*Aim:* Reproduce all of the data below without alteration; exclude every picture.

*Given information:*
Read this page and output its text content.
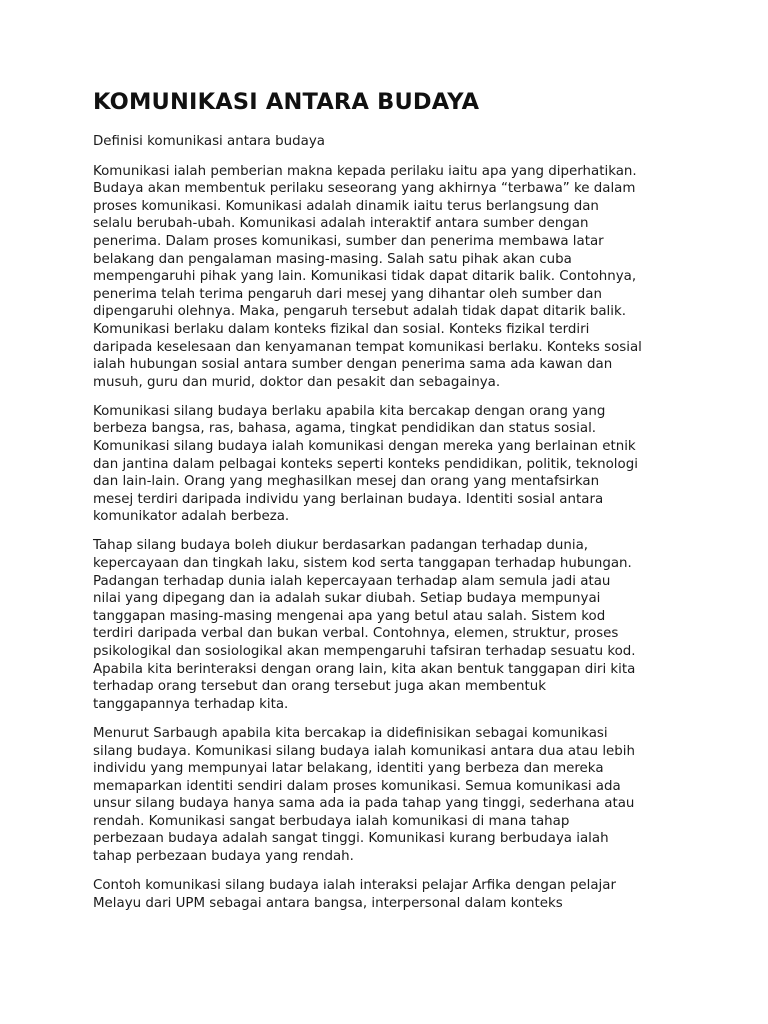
KOMUNIKASI ANTARA BUDAYA

Definisi komunikasi antara budaya

Komunikasi ialah pemberian makna kepada perilaku iaitu apa yang diperhatikan.
Budaya akan membentuk perilaku seseorang yang akhirnya “terbawa” ke dalam
proses komunikasi. Komunikasi adalah dinamik iaitu terus berlangsung dan
selalu berubah-ubah. Komunikasi adalah interaktif antara sumber dengan
penerima. Dalam proses komunikasi, sumber dan penerima membawa latar
belakang dan pengalaman masing-masing. Salah satu pihak akan cuba
mempengaruhi pihak yang lain. Komunikasi tidak dapat ditarik balik. Contohnya,
penerima telah terima pengaruh dari mesej yang dihantar oleh sumber dan
dipengaruhi olehnya. Maka, pengaruh tersebut adalah tidak dapat ditarik balik.
Komunikasi berlaku dalam konteks fizikal dan sosial. Konteks fizikal terdiri
daripada keselesaan dan kenyamanan tempat komunikasi berlaku. Konteks sosial
ialah hubungan sosial antara sumber dengan penerima sama ada kawan dan
musuh, guru dan murid, doktor dan pesakit dan sebagainya.

Komunikasi silang budaya berlaku apabila kita bercakap dengan orang yang
berbeza bangsa, ras, bahasa, agama, tingkat pendidikan dan status sosial.
Komunikasi silang budaya ialah komunikasi dengan mereka yang berlainan etnik
dan jantina dalam pelbagai konteks seperti konteks pendidikan, politik, teknologi
dan lain-lain. Orang yang meghasilkan mesej dan orang yang mentafsirkan
mesej terdiri daripada individu yang berlainan budaya. Identiti sosial antara
komunikator adalah berbeza.

Tahap silang budaya boleh diukur berdasarkan padangan terhadap dunia,
kepercayaan dan tingkah laku, sistem kod serta tanggapan terhadap hubungan.
Padangan terhadap dunia ialah kepercayaan terhadap alam semula jadi atau
nilai yang dipegang dan ia adalah sukar diubah. Setiap budaya mempunyai
tanggapan masing-masing mengenai apa yang betul atau salah. Sistem kod
terdiri daripada verbal dan bukan verbal. Contohnya, elemen, struktur, proses
psikologikal dan sosiologikal akan mempengaruhi tafsiran terhadap sesuatu kod.
Apabila kita berinteraksi dengan orang lain, kita akan bentuk tanggapan diri kita
terhadap orang tersebut dan orang tersebut juga akan membentuk
tanggapannya terhadap kita.

Menurut Sarbaugh apabila kita bercakap ia didefinisikan sebagai komunikasi
silang budaya. Komunikasi silang budaya ialah komunikasi antara dua atau lebih
individu yang mempunyai latar belakang, identiti yang berbeza dan mereka
memaparkan identiti sendiri dalam proses komunikasi. Semua komunikasi ada
unsur silang budaya hanya sama ada ia pada tahap yang tinggi, sederhana atau
rendah. Komunikasi sangat berbudaya ialah komunikasi di mana tahap
perbezaan budaya adalah sangat tinggi. Komunikasi kurang berbudaya ialah
tahap perbezaan budaya yang rendah.

Contoh komunikasi silang budaya ialah interaksi pelajar Arfika dengan pelajar
Melayu dari UPM sebagai antara bangsa, interpersonal dalam konteks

*Reply:*
Read this page and output its text content.
KOMUNIKASI ANTARA BUDAYA

Definisi komunikasi antara budaya

Komunikasi ialah pemberian makna kepada perilaku iaitu apa yang diperhatikan.
Budaya akan membentuk perilaku seseorang yang akhirnya “terbawa” ke dalam
proses komunikasi. Komunikasi adalah dinamik iaitu terus berlangsung dan
selalu berubah-ubah. Komunikasi adalah interaktif antara sumber dengan
penerima. Dalam proses komunikasi, sumber dan penerima membawa latar
belakang dan pengalaman masing-masing. Salah satu pihak akan cuba
mempengaruhi pihak yang lain. Komunikasi tidak dapat ditarik balik. Contohnya,
penerima telah terima pengaruh dari mesej yang dihantar oleh sumber dan
dipengaruhi olehnya. Maka, pengaruh tersebut adalah tidak dapat ditarik balik.
Komunikasi berlaku dalam konteks fizikal dan sosial. Konteks fizikal terdiri
daripada keselesaan dan kenyamanan tempat komunikasi berlaku. Konteks sosial
ialah hubungan sosial antara sumber dengan penerima sama ada kawan dan
musuh, guru dan murid, doktor dan pesakit dan sebagainya.

Komunikasi silang budaya berlaku apabila kita bercakap dengan orang yang
berbeza bangsa, ras, bahasa, agama, tingkat pendidikan dan status sosial.
Komunikasi silang budaya ialah komunikasi dengan mereka yang berlainan etnik
dan jantina dalam pelbagai konteks seperti konteks pendidikan, politik, teknologi
dan lain-lain. Orang yang meghasilkan mesej dan orang yang mentafsirkan
mesej terdiri daripada individu yang berlainan budaya. Identiti sosial antara
komunikator adalah berbeza.

Tahap silang budaya boleh diukur berdasarkan padangan terhadap dunia,
kepercayaan dan tingkah laku, sistem kod serta tanggapan terhadap hubungan.
Padangan terhadap dunia ialah kepercayaan terhadap alam semula jadi atau
nilai yang dipegang dan ia adalah sukar diubah. Setiap budaya mempunyai
tanggapan masing-masing mengenai apa yang betul atau salah. Sistem kod
terdiri daripada verbal dan bukan verbal. Contohnya, elemen, struktur, proses
psikologikal dan sosiologikal akan mempengaruhi tafsiran terhadap sesuatu kod.
Apabila kita berinteraksi dengan orang lain, kita akan bentuk tanggapan diri kita
terhadap orang tersebut dan orang tersebut juga akan membentuk
tanggapannya terhadap kita.

Menurut Sarbaugh apabila kita bercakap ia didefinisikan sebagai komunikasi
silang budaya. Komunikasi silang budaya ialah komunikasi antara dua atau lebih
individu yang mempunyai latar belakang, identiti yang berbeza dan mereka
memaparkan identiti sendiri dalam proses komunikasi. Semua komunikasi ada
unsur silang budaya hanya sama ada ia pada tahap yang tinggi, sederhana atau
rendah. Komunikasi sangat berbudaya ialah komunikasi di mana tahap
perbezaan budaya adalah sangat tinggi. Komunikasi kurang berbudaya ialah
tahap perbezaan budaya yang rendah.

Contoh komunikasi silang budaya ialah interaksi pelajar Arfika dengan pelajar
Melayu dari UPM sebagai antara bangsa, interpersonal dalam konteks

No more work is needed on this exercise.